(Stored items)
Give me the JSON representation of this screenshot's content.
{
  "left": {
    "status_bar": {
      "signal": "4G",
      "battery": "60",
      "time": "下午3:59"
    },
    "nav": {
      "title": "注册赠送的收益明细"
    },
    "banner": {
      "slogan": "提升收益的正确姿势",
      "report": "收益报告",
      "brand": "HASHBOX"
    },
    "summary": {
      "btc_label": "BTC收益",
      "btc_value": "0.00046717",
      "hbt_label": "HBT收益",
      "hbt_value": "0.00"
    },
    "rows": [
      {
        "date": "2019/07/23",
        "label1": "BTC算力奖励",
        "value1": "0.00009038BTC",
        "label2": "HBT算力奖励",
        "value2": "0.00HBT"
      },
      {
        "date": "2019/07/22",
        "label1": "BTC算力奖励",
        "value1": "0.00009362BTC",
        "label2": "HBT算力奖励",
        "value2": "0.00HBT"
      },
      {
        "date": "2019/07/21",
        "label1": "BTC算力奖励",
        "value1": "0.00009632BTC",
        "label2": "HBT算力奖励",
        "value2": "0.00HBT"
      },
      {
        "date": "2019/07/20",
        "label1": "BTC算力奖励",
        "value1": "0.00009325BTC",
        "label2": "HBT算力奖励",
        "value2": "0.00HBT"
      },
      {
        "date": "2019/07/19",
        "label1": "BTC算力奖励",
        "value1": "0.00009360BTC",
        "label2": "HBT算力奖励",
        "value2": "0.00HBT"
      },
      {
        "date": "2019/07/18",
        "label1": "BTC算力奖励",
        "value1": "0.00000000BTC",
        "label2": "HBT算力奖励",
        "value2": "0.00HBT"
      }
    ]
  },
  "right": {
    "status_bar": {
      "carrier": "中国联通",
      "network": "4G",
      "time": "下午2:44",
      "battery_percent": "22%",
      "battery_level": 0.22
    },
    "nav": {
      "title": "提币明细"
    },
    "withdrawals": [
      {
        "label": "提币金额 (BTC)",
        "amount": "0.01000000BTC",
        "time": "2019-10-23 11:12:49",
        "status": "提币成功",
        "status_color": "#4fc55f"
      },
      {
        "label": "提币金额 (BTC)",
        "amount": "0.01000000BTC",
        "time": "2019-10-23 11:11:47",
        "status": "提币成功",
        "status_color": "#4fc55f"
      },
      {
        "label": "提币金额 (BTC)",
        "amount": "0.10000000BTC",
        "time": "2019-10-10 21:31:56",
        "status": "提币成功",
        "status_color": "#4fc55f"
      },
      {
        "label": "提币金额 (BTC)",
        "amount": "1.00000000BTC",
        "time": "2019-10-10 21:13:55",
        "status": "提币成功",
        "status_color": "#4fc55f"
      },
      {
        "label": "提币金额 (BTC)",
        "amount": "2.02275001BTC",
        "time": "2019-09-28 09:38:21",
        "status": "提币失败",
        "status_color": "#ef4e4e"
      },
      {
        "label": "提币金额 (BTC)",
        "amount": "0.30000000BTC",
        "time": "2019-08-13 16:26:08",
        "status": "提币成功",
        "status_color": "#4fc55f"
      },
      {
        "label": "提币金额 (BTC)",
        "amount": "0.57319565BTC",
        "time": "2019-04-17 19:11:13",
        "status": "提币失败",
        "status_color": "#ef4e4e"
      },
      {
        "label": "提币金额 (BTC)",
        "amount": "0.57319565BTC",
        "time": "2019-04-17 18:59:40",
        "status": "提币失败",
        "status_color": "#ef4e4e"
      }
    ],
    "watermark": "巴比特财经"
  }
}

Problem requirements:
Copy each line in the data that holds the word "time".

Result of the exercise:
      "time": "下午3:59"
      "time": "下午2:44",
        "time": "2019-10-23 11:12:49",
        "time": "2019-10-23 11:11:47",
        "time": "2019-10-10 21:31:56",
        "time": "2019-10-10 21:13:55",
        "time": "2019-09-28 09:38:21",
        "time": "2019-08-13 16:26:08",
        "time": "2019-04-17 19:11:13",
        "time": "2019-04-17 18:59:40",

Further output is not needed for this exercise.